* begin Given records *

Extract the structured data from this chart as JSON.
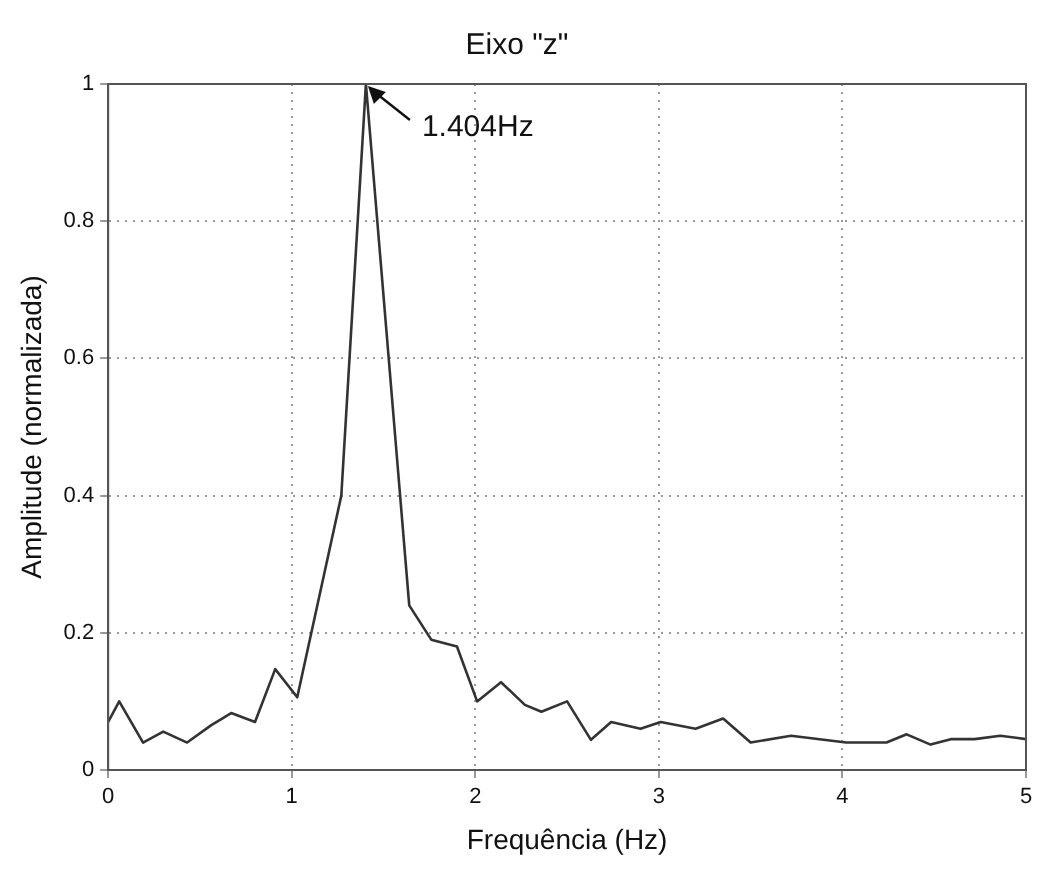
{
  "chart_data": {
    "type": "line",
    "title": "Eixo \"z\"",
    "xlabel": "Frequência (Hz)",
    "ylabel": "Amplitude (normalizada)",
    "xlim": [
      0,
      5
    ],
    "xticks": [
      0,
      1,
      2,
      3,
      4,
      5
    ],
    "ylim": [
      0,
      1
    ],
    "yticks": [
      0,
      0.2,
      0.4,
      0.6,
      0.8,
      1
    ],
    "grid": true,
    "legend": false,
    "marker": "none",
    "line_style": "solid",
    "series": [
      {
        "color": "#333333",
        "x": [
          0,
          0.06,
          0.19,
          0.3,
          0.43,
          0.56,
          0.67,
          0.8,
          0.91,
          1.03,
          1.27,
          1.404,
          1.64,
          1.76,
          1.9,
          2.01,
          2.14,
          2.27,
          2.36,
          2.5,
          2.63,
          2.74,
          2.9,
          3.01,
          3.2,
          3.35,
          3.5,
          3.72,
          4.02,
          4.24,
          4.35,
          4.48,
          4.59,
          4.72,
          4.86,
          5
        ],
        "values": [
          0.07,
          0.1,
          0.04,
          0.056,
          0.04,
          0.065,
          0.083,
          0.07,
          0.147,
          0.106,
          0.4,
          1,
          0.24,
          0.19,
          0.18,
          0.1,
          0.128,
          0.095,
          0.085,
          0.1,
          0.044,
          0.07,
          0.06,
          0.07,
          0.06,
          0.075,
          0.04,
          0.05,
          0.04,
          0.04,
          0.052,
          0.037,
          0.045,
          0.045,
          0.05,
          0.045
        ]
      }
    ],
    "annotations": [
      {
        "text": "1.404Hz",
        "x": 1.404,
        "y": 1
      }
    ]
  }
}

* end Given records *
* begin Given records *

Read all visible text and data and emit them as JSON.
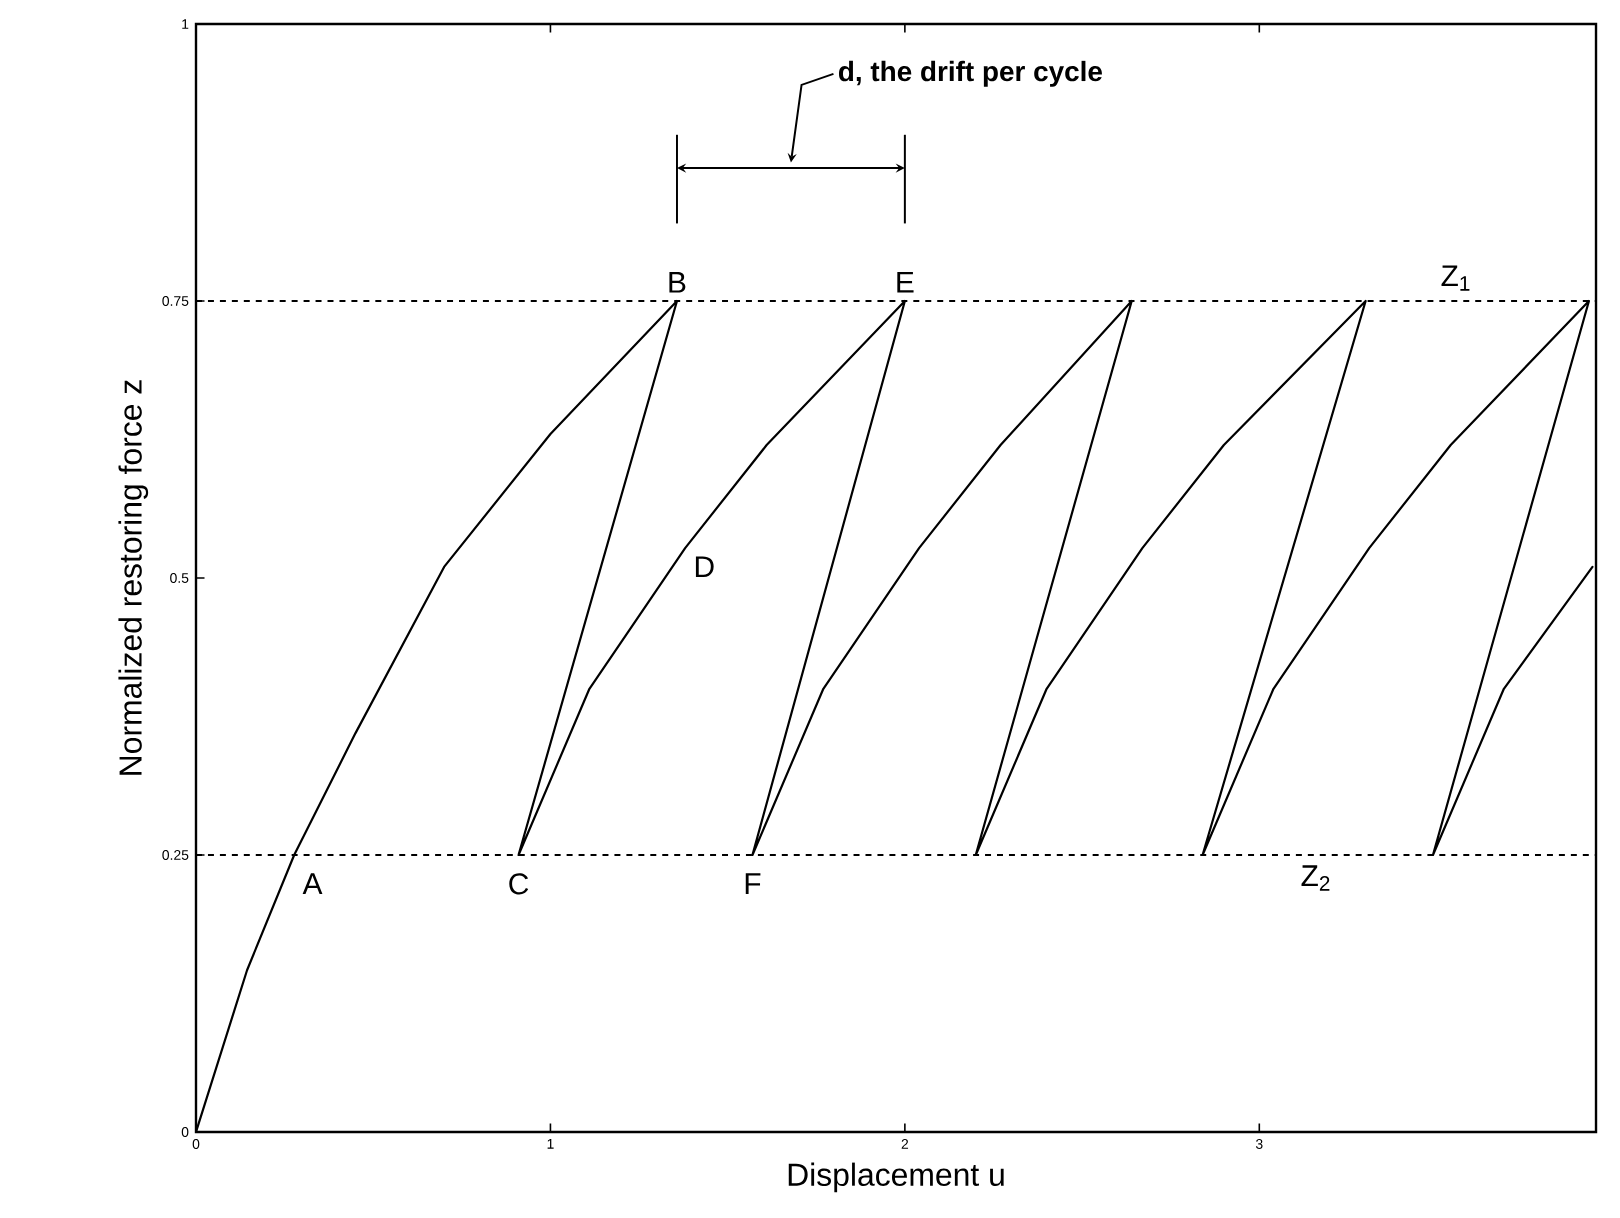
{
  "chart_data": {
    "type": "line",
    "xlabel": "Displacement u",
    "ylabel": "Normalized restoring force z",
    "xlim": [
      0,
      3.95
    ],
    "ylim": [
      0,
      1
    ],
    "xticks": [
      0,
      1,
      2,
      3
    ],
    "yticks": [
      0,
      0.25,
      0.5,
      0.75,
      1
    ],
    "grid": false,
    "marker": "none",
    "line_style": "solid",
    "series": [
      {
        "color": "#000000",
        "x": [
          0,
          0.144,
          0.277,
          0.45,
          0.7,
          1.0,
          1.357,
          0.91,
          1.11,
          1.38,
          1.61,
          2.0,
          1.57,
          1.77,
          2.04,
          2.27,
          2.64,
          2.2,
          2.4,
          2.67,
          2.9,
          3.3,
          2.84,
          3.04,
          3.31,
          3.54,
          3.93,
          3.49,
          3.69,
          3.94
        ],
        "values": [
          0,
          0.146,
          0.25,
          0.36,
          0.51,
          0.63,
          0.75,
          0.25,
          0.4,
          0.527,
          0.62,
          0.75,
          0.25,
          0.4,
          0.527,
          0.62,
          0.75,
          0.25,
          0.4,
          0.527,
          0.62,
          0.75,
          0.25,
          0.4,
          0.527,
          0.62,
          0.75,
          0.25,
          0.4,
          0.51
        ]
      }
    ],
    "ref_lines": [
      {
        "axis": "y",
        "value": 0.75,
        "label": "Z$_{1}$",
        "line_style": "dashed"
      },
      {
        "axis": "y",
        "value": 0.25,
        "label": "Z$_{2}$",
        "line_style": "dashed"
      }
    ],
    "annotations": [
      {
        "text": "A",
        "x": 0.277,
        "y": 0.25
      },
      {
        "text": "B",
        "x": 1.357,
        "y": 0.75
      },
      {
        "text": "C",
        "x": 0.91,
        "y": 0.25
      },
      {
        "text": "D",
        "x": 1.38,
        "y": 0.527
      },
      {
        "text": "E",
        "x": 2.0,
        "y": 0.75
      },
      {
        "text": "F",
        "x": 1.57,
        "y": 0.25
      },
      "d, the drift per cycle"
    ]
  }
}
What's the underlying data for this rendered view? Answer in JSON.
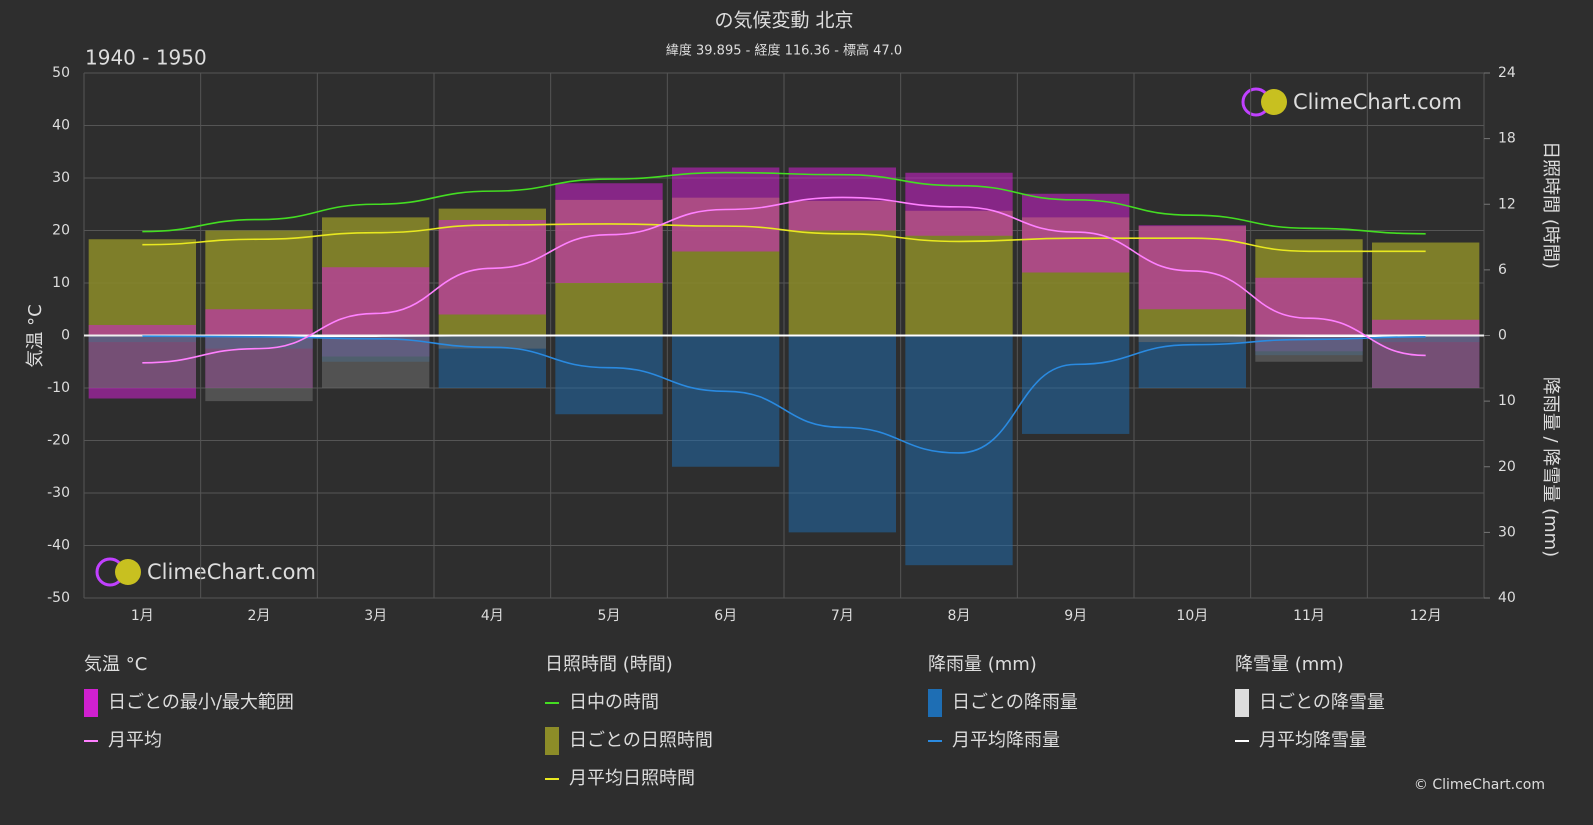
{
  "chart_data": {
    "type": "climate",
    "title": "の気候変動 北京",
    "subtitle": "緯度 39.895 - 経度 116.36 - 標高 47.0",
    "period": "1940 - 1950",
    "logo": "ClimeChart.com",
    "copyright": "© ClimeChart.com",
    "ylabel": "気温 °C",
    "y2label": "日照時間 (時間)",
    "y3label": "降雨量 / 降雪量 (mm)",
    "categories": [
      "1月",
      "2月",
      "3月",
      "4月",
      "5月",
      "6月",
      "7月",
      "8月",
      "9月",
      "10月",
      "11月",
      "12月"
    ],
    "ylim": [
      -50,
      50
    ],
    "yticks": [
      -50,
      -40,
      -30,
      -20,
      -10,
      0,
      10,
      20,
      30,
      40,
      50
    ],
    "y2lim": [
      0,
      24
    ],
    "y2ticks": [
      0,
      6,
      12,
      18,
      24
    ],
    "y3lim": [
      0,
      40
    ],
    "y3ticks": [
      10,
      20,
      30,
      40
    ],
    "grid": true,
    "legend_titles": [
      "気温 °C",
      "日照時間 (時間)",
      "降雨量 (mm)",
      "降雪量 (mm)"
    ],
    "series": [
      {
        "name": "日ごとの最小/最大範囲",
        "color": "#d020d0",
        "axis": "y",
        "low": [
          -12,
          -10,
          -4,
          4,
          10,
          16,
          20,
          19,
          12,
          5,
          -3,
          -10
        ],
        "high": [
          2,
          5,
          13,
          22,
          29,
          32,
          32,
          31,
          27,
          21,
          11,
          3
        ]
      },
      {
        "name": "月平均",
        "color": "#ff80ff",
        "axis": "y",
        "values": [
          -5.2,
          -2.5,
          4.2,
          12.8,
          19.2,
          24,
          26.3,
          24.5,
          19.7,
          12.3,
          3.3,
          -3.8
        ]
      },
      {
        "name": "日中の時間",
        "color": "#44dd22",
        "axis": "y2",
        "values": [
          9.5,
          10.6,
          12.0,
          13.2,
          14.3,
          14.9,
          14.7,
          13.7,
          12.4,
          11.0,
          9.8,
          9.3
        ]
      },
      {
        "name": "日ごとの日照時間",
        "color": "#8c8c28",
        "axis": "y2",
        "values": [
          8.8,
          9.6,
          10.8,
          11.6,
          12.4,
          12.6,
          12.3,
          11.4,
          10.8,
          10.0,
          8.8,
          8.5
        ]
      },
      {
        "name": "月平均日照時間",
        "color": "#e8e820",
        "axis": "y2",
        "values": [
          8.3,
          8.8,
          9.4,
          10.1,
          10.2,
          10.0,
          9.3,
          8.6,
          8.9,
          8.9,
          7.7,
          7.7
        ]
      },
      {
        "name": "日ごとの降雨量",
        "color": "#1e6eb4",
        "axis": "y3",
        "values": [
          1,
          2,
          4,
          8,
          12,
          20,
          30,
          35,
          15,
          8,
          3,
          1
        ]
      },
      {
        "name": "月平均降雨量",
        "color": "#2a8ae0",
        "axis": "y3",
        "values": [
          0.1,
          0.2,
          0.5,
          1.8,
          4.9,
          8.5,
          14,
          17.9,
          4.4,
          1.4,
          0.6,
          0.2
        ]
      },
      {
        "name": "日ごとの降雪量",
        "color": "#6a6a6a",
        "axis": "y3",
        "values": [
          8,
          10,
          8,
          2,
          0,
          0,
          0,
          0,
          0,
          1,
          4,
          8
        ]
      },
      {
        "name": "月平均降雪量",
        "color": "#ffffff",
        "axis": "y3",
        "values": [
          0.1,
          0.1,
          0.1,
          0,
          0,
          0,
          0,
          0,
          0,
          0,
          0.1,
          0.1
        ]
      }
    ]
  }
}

* end Given records *

- [Your goal] Work out how many lines of the listing above include the word "ylabel". Report only the number.

- [Exercise output] 3